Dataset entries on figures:
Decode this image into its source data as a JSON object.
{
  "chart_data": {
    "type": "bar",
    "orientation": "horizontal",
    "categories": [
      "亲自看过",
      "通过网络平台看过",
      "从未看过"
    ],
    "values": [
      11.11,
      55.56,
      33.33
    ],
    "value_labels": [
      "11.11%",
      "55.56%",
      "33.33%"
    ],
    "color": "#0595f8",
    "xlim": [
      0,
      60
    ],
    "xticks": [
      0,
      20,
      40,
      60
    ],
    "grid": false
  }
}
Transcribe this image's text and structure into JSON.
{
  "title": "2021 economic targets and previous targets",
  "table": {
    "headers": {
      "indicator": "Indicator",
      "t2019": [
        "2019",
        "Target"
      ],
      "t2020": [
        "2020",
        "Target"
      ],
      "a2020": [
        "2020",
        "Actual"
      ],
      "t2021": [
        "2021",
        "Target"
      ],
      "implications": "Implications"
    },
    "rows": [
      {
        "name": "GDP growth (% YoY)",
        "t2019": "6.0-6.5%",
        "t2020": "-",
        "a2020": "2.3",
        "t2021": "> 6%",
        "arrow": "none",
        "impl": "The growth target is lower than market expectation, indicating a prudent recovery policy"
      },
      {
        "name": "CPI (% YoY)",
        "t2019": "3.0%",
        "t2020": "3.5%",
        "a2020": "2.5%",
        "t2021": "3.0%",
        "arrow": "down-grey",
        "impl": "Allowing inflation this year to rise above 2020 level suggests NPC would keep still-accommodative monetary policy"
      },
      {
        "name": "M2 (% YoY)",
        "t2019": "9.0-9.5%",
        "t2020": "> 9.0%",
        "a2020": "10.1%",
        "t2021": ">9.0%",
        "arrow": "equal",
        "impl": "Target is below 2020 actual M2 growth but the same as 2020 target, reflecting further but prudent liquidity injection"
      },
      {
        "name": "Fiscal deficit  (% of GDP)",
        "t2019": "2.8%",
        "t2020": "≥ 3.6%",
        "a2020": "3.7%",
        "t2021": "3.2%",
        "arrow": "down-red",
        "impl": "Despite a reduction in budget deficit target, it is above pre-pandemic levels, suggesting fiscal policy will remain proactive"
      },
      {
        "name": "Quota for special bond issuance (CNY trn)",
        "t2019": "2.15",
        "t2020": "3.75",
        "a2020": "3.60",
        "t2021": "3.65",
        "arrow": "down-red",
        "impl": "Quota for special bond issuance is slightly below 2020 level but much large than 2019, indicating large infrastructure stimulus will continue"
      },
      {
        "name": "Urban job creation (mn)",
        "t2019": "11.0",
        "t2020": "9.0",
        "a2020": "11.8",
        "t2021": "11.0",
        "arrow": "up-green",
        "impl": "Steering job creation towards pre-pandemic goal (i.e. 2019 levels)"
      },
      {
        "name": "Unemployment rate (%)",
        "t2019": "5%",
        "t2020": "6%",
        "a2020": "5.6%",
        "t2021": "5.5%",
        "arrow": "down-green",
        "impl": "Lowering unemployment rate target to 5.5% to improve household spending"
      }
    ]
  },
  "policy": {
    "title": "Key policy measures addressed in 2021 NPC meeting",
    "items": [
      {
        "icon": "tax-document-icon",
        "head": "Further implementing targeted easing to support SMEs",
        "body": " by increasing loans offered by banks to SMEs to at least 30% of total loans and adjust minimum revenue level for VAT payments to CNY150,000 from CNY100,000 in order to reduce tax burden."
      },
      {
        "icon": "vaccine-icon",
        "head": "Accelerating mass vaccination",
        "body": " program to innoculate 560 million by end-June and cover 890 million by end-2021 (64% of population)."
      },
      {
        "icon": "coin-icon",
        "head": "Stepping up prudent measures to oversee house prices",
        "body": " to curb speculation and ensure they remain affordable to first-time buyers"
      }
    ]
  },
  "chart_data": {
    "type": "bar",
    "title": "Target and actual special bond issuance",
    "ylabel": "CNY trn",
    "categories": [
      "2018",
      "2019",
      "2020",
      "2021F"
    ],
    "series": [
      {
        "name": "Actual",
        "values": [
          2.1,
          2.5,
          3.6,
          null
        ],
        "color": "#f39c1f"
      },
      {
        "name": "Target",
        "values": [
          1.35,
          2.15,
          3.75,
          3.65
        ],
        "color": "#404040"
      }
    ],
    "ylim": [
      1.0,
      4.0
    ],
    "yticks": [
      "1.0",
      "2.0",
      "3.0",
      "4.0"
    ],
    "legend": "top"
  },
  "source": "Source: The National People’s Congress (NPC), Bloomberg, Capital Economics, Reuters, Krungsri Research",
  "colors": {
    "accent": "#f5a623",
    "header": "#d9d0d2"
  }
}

Given request: Every line above should be retyped exactly as given.

Answer to the task:
Decode this image into its source data as a JSON object.
{
  "chart_data": {
    "type": "bar",
    "orientation": "horizontal",
    "categories": [
      "亲自看过",
      "通过网络平台看过",
      "从未看过"
    ],
    "values": [
      11.11,
      55.56,
      33.33
    ],
    "value_labels": [
      "11.11%",
      "55.56%",
      "33.33%"
    ],
    "color": "#0595f8",
    "xlim": [
      0,
      60
    ],
    "xticks": [
      0,
      20,
      40,
      60
    ],
    "grid": false
  }
}
Transcribe this image's text and structure into JSON.
{
  "title": "2021 economic targets and previous targets",
  "table": {
    "headers": {
      "indicator": "Indicator",
      "t2019": [
        "2019",
        "Target"
      ],
      "t2020": [
        "2020",
        "Target"
      ],
      "a2020": [
        "2020",
        "Actual"
      ],
      "t2021": [
        "2021",
        "Target"
      ],
      "implications": "Implications"
    },
    "rows": [
      {
        "name": "GDP growth (% YoY)",
        "t2019": "6.0-6.5%",
        "t2020": "-",
        "a2020": "2.3",
        "t2021": "> 6%",
        "arrow": "none",
        "impl": "The growth target is lower than market expectation, indicating a prudent recovery policy"
      },
      {
        "name": "CPI (% YoY)",
        "t2019": "3.0%",
        "t2020": "3.5%",
        "a2020": "2.5%",
        "t2021": "3.0%",
        "arrow": "down-grey",
        "impl": "Allowing inflation this year to rise above 2020 level suggests NPC would keep still-accommodative monetary policy"
      },
      {
        "name": "M2 (% YoY)",
        "t2019": "9.0-9.5%",
        "t2020": "> 9.0%",
        "a2020": "10.1%",
        "t2021": ">9.0%",
        "arrow": "equal",
        "impl": "Target is below 2020 actual M2 growth but the same as 2020 target, reflecting further but prudent liquidity injection"
      },
      {
        "name": "Fiscal deficit  (% of GDP)",
        "t2019": "2.8%",
        "t2020": "≥ 3.6%",
        "a2020": "3.7%",
        "t2021": "3.2%",
        "arrow": "down-red",
        "impl": "Despite a reduction in budget deficit target, it is above pre-pandemic levels, suggesting fiscal policy will remain proactive"
      },
      {
        "name": "Quota for special bond issuance (CNY trn)",
        "t2019": "2.15",
        "t2020": "3.75",
        "a2020": "3.60",
        "t2021": "3.65",
        "arrow": "down-red",
        "impl": "Quota for special bond issuance is slightly below 2020 level but much large than 2019, indicating large infrastructure stimulus will continue"
      },
      {
        "name": "Urban job creation (mn)",
        "t2019": "11.0",
        "t2020": "9.0",
        "a2020": "11.8",
        "t2021": "11.0",
        "arrow": "up-green",
        "impl": "Steering job creation towards pre-pandemic goal (i.e. 2019 levels)"
      },
      {
        "name": "Unemployment rate (%)",
        "t2019": "5%",
        "t2020": "6%",
        "a2020": "5.6%",
        "t2021": "5.5%",
        "arrow": "down-green",
        "impl": "Lowering unemployment rate target to 5.5% to improve household spending"
      }
    ]
  },
  "policy": {
    "title": "Key policy measures addressed in 2021 NPC meeting",
    "items": [
      {
        "icon": "tax-document-icon",
        "head": "Further implementing targeted easing to support SMEs",
        "body": " by increasing loans offered by banks to SMEs to at least 30% of total loans and adjust minimum revenue level for VAT payments to CNY150,000 from CNY100,000 in order to reduce tax burden."
      },
      {
        "icon": "vaccine-icon",
        "head": "Accelerating mass vaccination",
        "body": " program to innoculate 560 million by end-June and cover 890 million by end-2021 (64% of population)."
      },
      {
        "icon": "coin-icon",
        "head": "Stepping up prudent measures to oversee house prices",
        "body": " to curb speculation and ensure they remain affordable to first-time buyers"
      }
    ]
  },
  "chart_data": {
    "type": "bar",
    "title": "Target and actual special bond issuance",
    "ylabel": "CNY trn",
    "categories": [
      "2018",
      "2019",
      "2020",
      "2021F"
    ],
    "series": [
      {
        "name": "Actual",
        "values": [
          2.1,
          2.5,
          3.6,
          null
        ],
        "color": "#f39c1f"
      },
      {
        "name": "Target",
        "values": [
          1.35,
          2.15,
          3.75,
          3.65
        ],
        "color": "#404040"
      }
    ],
    "ylim": [
      1.0,
      4.0
    ],
    "yticks": [
      "1.0",
      "2.0",
      "3.0",
      "4.0"
    ],
    "legend": "top"
  },
  "source": "Source: The National People’s Congress (NPC), Bloomberg, Capital Economics, Reuters, Krungsri Research",
  "colors": {
    "accent": "#f5a623",
    "header": "#d9d0d2"
  }
}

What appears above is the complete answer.